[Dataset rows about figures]
☆ ☆ ☆ ☆

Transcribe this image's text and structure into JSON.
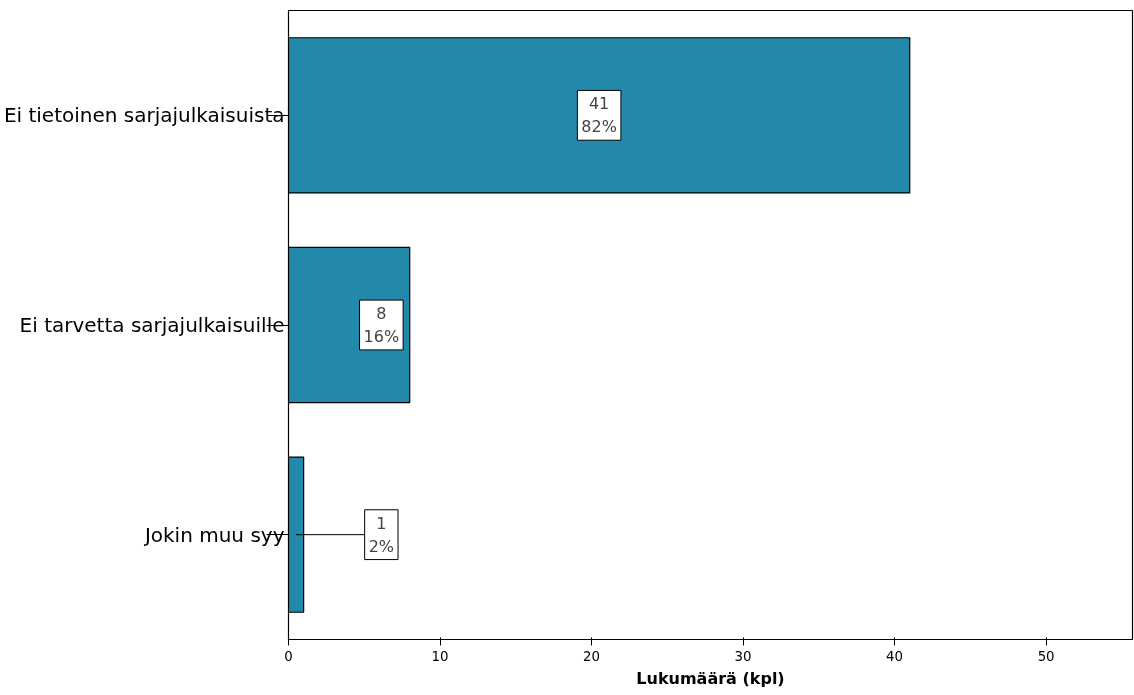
{
  "chart_data": {
    "type": "bar",
    "orientation": "horizontal",
    "categories": [
      "Ei tietoinen sarjajulkaisuista",
      "Ei tarvetta sarjajulkaisuille",
      "Jokin muu syy"
    ],
    "values": [
      41,
      8,
      1
    ],
    "value_labels": [
      "41\n82%",
      "8\n16%",
      "1\n2%"
    ],
    "color": "#2389aa",
    "xlabel": "Lukumäärä (kpl)",
    "xlim": [
      0,
      55.7
    ],
    "xticks": [
      0,
      10,
      20,
      30,
      40,
      50
    ],
    "grid": false
  }
}
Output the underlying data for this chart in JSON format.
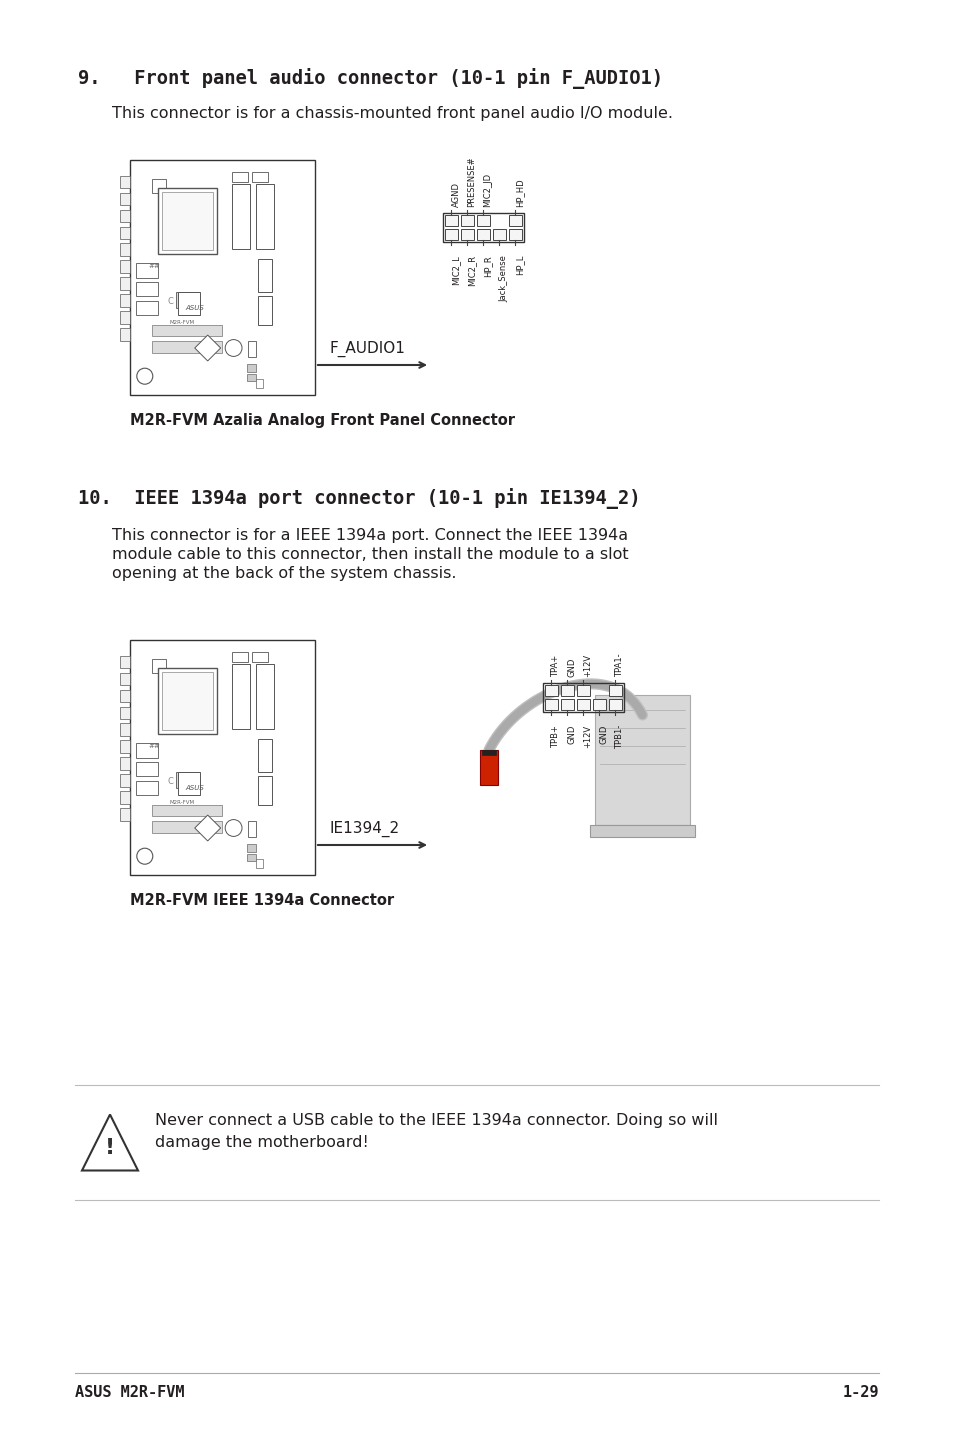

☆ ☆ ☆ ☆

■ **Your objective**
Print out the lines exactly, skipping any picture.

■ **Solution for this problem**
Transcribe this image's text and structure into JSON.
{
  "chart_data": {
    "type": "bar",
    "orientation": "horizontal",
    "categories": [
      "Ei tietoinen sarjajulkaisuista",
      "Ei tarvetta sarjajulkaisuille",
      "Jokin muu syy"
    ],
    "values": [
      41,
      8,
      1
    ],
    "value_labels": [
      "41\n82%",
      "8\n16%",
      "1\n2%"
    ],
    "color": "#2389aa",
    "xlabel": "Lukumäärä (kpl)",
    "xlim": [
      0,
      55.7
    ],
    "xticks": [
      0,
      10,
      20,
      30,
      40,
      50
    ],
    "grid": false
  }
}
Output the underlying data for this chart in JSON format.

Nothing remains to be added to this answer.